(What you have to do):
Write down each entry again, exactly as it reads.
***** Provided material *****
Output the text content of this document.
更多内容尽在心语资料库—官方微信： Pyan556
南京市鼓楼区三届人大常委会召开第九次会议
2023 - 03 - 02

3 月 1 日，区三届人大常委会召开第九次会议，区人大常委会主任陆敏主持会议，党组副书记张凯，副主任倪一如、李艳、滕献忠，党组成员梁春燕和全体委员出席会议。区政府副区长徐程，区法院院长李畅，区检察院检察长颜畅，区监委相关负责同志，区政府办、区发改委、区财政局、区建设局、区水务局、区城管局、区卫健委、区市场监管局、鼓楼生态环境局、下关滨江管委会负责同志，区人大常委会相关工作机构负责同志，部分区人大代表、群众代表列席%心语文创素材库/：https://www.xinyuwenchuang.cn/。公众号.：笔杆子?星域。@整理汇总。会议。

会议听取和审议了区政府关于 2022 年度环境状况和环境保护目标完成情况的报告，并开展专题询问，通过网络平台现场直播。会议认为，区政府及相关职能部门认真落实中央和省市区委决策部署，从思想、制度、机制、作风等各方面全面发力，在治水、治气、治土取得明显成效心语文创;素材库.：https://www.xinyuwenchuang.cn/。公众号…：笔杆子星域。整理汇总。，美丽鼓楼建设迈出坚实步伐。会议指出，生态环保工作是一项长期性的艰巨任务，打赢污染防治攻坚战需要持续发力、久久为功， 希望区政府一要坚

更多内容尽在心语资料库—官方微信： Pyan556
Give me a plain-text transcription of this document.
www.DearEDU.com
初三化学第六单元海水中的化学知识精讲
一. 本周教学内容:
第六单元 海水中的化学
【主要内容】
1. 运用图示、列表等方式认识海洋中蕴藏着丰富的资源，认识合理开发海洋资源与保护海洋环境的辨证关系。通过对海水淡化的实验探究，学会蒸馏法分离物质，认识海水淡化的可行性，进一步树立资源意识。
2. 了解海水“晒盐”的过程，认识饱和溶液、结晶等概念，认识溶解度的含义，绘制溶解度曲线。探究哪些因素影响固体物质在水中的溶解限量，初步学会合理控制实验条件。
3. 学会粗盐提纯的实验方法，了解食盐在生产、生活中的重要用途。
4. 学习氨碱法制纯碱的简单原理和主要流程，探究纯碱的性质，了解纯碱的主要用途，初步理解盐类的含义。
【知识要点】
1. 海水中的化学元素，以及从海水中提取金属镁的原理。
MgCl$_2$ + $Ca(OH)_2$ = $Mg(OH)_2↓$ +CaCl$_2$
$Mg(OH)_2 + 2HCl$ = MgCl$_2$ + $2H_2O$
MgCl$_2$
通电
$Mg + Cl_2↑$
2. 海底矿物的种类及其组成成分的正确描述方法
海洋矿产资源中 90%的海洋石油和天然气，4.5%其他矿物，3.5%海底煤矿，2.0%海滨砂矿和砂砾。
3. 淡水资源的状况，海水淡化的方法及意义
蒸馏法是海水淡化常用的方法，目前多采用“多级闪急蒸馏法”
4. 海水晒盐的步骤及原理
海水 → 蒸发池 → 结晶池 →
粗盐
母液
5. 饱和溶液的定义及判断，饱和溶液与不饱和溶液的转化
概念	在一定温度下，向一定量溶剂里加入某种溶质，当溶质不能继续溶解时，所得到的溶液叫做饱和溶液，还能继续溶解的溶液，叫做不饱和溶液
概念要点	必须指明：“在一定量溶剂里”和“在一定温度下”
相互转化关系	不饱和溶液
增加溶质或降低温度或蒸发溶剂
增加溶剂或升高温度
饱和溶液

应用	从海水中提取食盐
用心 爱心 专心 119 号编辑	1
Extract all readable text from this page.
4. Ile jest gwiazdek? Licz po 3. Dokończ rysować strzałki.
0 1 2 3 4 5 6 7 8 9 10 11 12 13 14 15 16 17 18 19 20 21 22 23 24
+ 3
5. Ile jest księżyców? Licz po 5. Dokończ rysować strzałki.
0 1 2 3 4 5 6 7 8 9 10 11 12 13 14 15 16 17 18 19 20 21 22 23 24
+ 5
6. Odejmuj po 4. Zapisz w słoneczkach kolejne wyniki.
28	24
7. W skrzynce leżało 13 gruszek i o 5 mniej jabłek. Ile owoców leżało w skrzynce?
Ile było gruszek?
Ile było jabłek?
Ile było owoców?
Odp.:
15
*****
(Reply to the exercise):
Output the text content of this document.
更多内容尽在心语资料库—官方微信： Pyan556
南京市鼓楼区三届人大常委会召开第九次会议
2023 - 03 - 02

3 月 1 日，区三届人大常委会召开第九次会议，区人大常委会主任陆敏主持会议，党组副书记张凯，副主任倪一如、李艳、滕献忠，党组成员梁春燕和全体委员出席会议。区政府副区长徐程，区法院院长李畅，区检察院检察长颜畅，区监委相关负责同志，区政府办、区发改委、区财政局、区建设局、区水务局、区城管局、区卫健委、区市场监管局、鼓楼生态环境局、下关滨江管委会负责同志，区人大常委会相关工作机构负责同志，部分区人大代表、群众代表列席%心语文创素材库/：https://www.xinyuwenchuang.cn/。公众号.：笔杆子?星域。@整理汇总。会议。

会议听取和审议了区政府关于 2022 年度环境状况和环境保护目标完成情况的报告，并开展专题询问，通过网络平台现场直播。会议认为，区政府及相关职能部门认真落实中央和省市区委决策部署，从思想、制度、机制、作风等各方面全面发力，在治水、治气、治土取得明显成效心语文创;素材库.：https://www.xinyuwenchuang.cn/。公众号…：笔杆子星域。整理汇总。，美丽鼓楼建设迈出坚实步伐。会议指出，生态环保工作是一项长期性的艰巨任务，打赢污染防治攻坚战需要持续发力、久久为功， 希望区政府一要坚

更多内容尽在心语资料库—官方微信： Pyan556
Give me a plain-text transcription of this document.
www.DearEDU.com
初三化学第六单元海水中的化学知识精讲
一. 本周教学内容:
第六单元 海水中的化学
【主要内容】
1. 运用图示、列表等方式认识海洋中蕴藏着丰富的资源，认识合理开发海洋资源与保护海洋环境的辨证关系。通过对海水淡化的实验探究，学会蒸馏法分离物质，认识海水淡化的可行性，进一步树立资源意识。
2. 了解海水“晒盐”的过程，认识饱和溶液、结晶等概念，认识溶解度的含义，绘制溶解度曲线。探究哪些因素影响固体物质在水中的溶解限量，初步学会合理控制实验条件。
3. 学会粗盐提纯的实验方法，了解食盐在生产、生活中的重要用途。
4. 学习氨碱法制纯碱的简单原理和主要流程，探究纯碱的性质，了解纯碱的主要用途，初步理解盐类的含义。
【知识要点】
1. 海水中的化学元素，以及从海水中提取金属镁的原理。
MgCl$_2$ + $Ca(OH)_2$ = $Mg(OH)_2↓$ +CaCl$_2$
$Mg(OH)_2 + 2HCl$ = MgCl$_2$ + $2H_2O$
MgCl$_2$
通电
$Mg + Cl_2↑$
2. 海底矿物的种类及其组成成分的正确描述方法
海洋矿产资源中 90%的海洋石油和天然气，4.5%其他矿物，3.5%海底煤矿，2.0%海滨砂矿和砂砾。
3. 淡水资源的状况，海水淡化的方法及意义
蒸馏法是海水淡化常用的方法，目前多采用“多级闪急蒸馏法”
4. 海水晒盐的步骤及原理
海水 → 蒸发池 → 结晶池 →
粗盐
母液
5. 饱和溶液的定义及判断，饱和溶液与不饱和溶液的转化
概念	在一定温度下，向一定量溶剂里加入某种溶质，当溶质不能继续溶解时，所得到的溶液叫做饱和溶液，还能继续溶解的溶液，叫做不饱和溶液
概念要点	必须指明：“在一定量溶剂里”和“在一定温度下”
相互转化关系	不饱和溶液
增加溶质或降低温度或蒸发溶剂
增加溶剂或升高温度
饱和溶液

应用	从海水中提取食盐
用心 爱心 专心 119 号编辑	1
Extract all readable text from this page.
4. Ile jest gwiazdek? Licz po 3. Dokończ rysować strzałki.
0 1 2 3 4 5 6 7 8 9 10 11 12 13 14 15 16 17 18 19 20 21 22 23 24
+ 3
5. Ile jest księżyców? Licz po 5. Dokończ rysować strzałki.
0 1 2 3 4 5 6 7 8 9 10 11 12 13 14 15 16 17 18 19 20 21 22 23 24
+ 5
6. Odejmuj po 4. Zapisz w słoneczkach kolejne wyniki.
28	24
7. W skrzynce leżało 13 gruszek i o 5 mniej jabłek. Ile owoców leżało w skrzynce?
Ile było gruszek?
Ile było jabłek?
Ile było owoców?
Odp.:
15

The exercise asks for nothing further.